>>>>

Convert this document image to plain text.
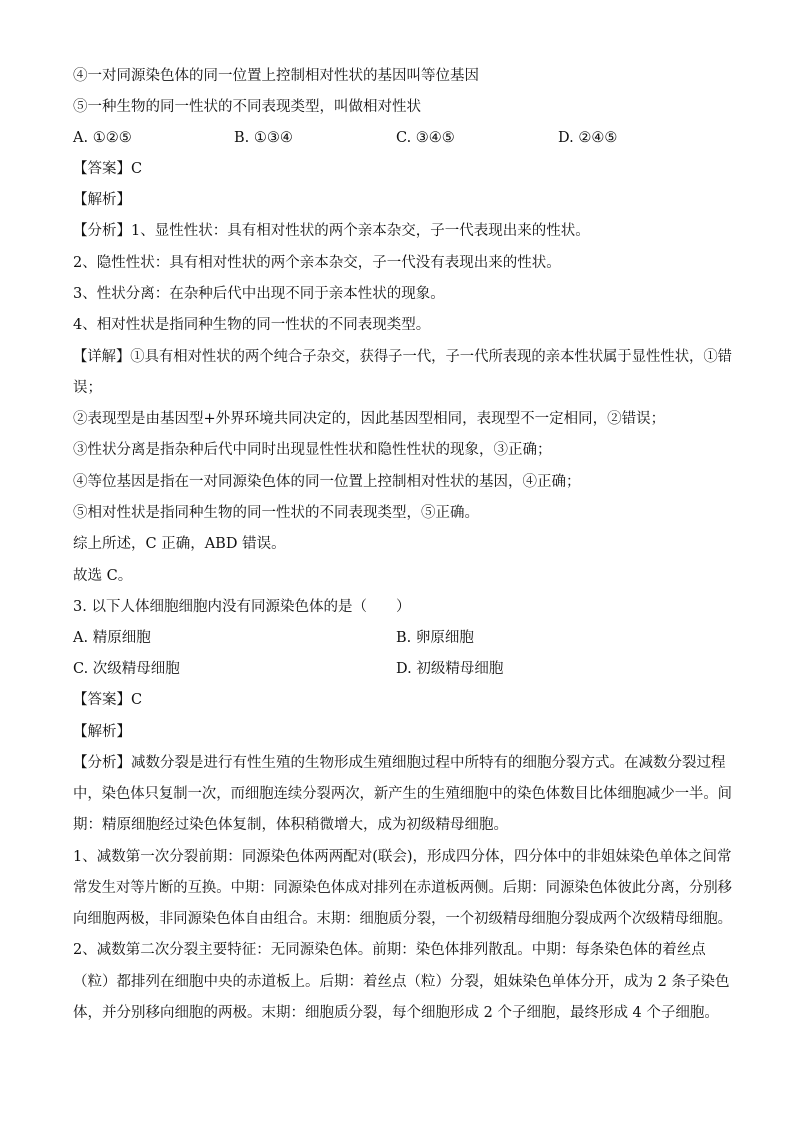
④一对同源染色体的同一位置上控制相对性状的基因叫等位基因
⑤一种生物的同一性状的不同表现类型，叫做相对性状
A. ①②⑤	B. ①③④	C. ③④⑤	D. ②④⑤
【答案】C
【解析】
【分析】1、显性性状：具有相对性状的两个亲本杂交，子一代表现出来的性状。
2、隐性性状：具有相对性状的两个亲本杂交，子一代没有表现出来的性状。
3、性状分离：在杂种后代中出现不同于亲本性状的现象。
4、相对性状是指同种生物的同一性状的不同表现类型。
【详解】①具有相对性状的两个纯合子杂交，获得子一代，子一代所表现的亲本性状属于显性性状，①错
误；
②表现型是由基因型+外界环境共同决定的，因此基因型相同，表现型不一定相同，②错误；
③性状分离是指杂种后代中同时出现显性性状和隐性性状的现象，③正确；
④等位基因是指在一对同源染色体的同一位置上控制相对性状的基因，④正确；
⑤相对性状是指同种生物的同一性状的不同表现类型，⑤正确。
综上所述，C 正确，ABD 错误。
故选 C。
3. 以下人体细胞细胞内没有同源染色体的是（　　）
A. 精原细胞	B. 卵原细胞
C. 次级精母细胞	D. 初级精母细胞
【答案】C
【解析】
【分析】减数分裂是进行有性生殖的生物形成生殖细胞过程中所特有的细胞分裂方式。在减数分裂过程
中，染色体只复制一次，而细胞连续分裂两次，新产生的生殖细胞中的染色体数目比体细胞减少一半。间
期：精原细胞经过染色体复制，体积稍微增大，成为初级精母细胞。
1、减数第一次分裂前期：同源染色体两两配对(联会)，形成四分体，四分体中的非姐妹染色单体之间常
常发生对等片断的互换。中期：同源染色体成对排列在赤道板两侧。后期：同源染色体彼此分离，分别移
向细胞两极，非同源染色体自由组合。末期：细胞质分裂，一个初级精母细胞分裂成两个次级精母细胞。
2、减数第二次分裂主要特征：无同源染色体。前期：染色体排列散乱。中期：每条染色体的着丝点
（粒）都排列在细胞中央的赤道板上。后期：着丝点（粒）分裂，姐妹染色单体分开，成为 2 条子染色
体，并分别移向细胞的两极。末期：细胞质分裂，每个细胞形成 2 个子细胞，最终形成 4 个子细胞。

<<<<

» Written exercise: The entries above should be reproduced exactly, without their pictures.

» The solution:
Convert this document image to plain text.
④一对同源染色体的同一位置上控制相对性状的基因叫等位基因
⑤一种生物的同一性状的不同表现类型，叫做相对性状
A. ①②⑤	B. ①③④	C. ③④⑤	D. ②④⑤
【答案】C
【解析】
【分析】1、显性性状：具有相对性状的两个亲本杂交，子一代表现出来的性状。
2、隐性性状：具有相对性状的两个亲本杂交，子一代没有表现出来的性状。
3、性状分离：在杂种后代中出现不同于亲本性状的现象。
4、相对性状是指同种生物的同一性状的不同表现类型。
【详解】①具有相对性状的两个纯合子杂交，获得子一代，子一代所表现的亲本性状属于显性性状，①错
误；
②表现型是由基因型+外界环境共同决定的，因此基因型相同，表现型不一定相同，②错误；
③性状分离是指杂种后代中同时出现显性性状和隐性性状的现象，③正确；
④等位基因是指在一对同源染色体的同一位置上控制相对性状的基因，④正确；
⑤相对性状是指同种生物的同一性状的不同表现类型，⑤正确。
综上所述，C 正确，ABD 错误。
故选 C。
3. 以下人体细胞细胞内没有同源染色体的是（　　）
A. 精原细胞	B. 卵原细胞
C. 次级精母细胞	D. 初级精母细胞
【答案】C
【解析】
【分析】减数分裂是进行有性生殖的生物形成生殖细胞过程中所特有的细胞分裂方式。在减数分裂过程
中，染色体只复制一次，而细胞连续分裂两次，新产生的生殖细胞中的染色体数目比体细胞减少一半。间
期：精原细胞经过染色体复制，体积稍微增大，成为初级精母细胞。
1、减数第一次分裂前期：同源染色体两两配对(联会)，形成四分体，四分体中的非姐妹染色单体之间常
常发生对等片断的互换。中期：同源染色体成对排列在赤道板两侧。后期：同源染色体彼此分离，分别移
向细胞两极，非同源染色体自由组合。末期：细胞质分裂，一个初级精母细胞分裂成两个次级精母细胞。
2、减数第二次分裂主要特征：无同源染色体。前期：染色体排列散乱。中期：每条染色体的着丝点
（粒）都排列在细胞中央的赤道板上。后期：着丝点（粒）分裂，姐妹染色单体分开，成为 2 条子染色
体，并分别移向细胞的两极。末期：细胞质分裂，每个细胞形成 2 个子细胞，最终形成 4 个子细胞。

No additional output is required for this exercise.